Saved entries
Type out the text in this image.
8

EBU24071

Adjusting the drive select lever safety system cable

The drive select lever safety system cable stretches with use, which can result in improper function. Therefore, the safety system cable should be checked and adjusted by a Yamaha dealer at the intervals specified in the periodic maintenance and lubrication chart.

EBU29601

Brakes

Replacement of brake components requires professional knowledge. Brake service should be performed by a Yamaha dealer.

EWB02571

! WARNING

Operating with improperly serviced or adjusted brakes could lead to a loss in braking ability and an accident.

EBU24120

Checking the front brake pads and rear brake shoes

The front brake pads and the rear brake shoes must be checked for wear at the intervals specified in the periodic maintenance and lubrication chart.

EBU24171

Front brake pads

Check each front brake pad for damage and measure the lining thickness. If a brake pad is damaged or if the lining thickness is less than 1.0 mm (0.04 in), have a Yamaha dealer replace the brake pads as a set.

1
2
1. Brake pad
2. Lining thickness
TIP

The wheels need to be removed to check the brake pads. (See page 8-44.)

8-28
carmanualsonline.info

--

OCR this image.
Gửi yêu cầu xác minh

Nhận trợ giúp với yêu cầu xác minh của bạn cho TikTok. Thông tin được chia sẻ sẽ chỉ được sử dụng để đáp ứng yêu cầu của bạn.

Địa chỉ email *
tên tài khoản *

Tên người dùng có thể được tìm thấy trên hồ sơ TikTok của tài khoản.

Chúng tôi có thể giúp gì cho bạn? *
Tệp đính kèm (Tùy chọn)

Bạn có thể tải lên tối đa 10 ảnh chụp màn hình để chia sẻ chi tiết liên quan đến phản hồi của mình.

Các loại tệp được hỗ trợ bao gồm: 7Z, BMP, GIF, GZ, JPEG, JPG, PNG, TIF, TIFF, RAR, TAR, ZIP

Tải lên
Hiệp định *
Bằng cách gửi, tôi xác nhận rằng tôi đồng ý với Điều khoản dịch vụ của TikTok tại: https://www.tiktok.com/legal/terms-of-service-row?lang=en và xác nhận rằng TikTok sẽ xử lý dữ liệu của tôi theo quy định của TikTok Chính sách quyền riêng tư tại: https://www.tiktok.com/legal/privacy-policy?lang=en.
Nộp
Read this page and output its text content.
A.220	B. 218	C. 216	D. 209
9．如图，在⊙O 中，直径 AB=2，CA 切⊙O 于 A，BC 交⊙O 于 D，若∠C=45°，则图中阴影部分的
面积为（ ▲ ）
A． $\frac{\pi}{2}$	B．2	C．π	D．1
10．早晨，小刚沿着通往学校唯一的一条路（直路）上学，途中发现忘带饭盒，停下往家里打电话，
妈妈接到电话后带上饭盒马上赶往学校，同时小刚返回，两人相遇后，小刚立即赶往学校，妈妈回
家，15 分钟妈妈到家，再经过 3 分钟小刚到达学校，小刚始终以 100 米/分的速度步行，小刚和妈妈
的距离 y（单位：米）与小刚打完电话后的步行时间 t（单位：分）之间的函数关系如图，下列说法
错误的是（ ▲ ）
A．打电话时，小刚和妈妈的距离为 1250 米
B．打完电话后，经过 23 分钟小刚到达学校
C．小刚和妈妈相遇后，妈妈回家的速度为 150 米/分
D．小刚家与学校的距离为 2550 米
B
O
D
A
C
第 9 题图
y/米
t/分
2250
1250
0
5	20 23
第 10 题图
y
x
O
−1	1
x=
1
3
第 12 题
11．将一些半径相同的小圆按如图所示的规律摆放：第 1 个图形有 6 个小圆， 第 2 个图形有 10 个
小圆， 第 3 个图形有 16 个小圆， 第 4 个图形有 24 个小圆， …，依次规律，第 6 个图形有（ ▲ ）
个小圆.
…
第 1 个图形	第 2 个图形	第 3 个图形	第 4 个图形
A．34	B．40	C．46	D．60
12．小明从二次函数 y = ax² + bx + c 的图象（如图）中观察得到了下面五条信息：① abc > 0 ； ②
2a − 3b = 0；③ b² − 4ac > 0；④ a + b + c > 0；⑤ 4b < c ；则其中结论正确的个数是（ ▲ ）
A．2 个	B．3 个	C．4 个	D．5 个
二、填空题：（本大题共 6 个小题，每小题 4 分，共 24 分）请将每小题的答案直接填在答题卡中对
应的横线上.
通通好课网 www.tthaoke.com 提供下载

**Problem description:**
Return every line holding the word "giúp" from the records.

**Result:**
Nhận trợ giúp với yêu cầu xác minh của bạn cho TikTok. Thông tin được chia sẻ sẽ chỉ được sử dụng để đáp ứng yêu cầu của bạn.
Chúng tôi có thể giúp gì cho bạn? *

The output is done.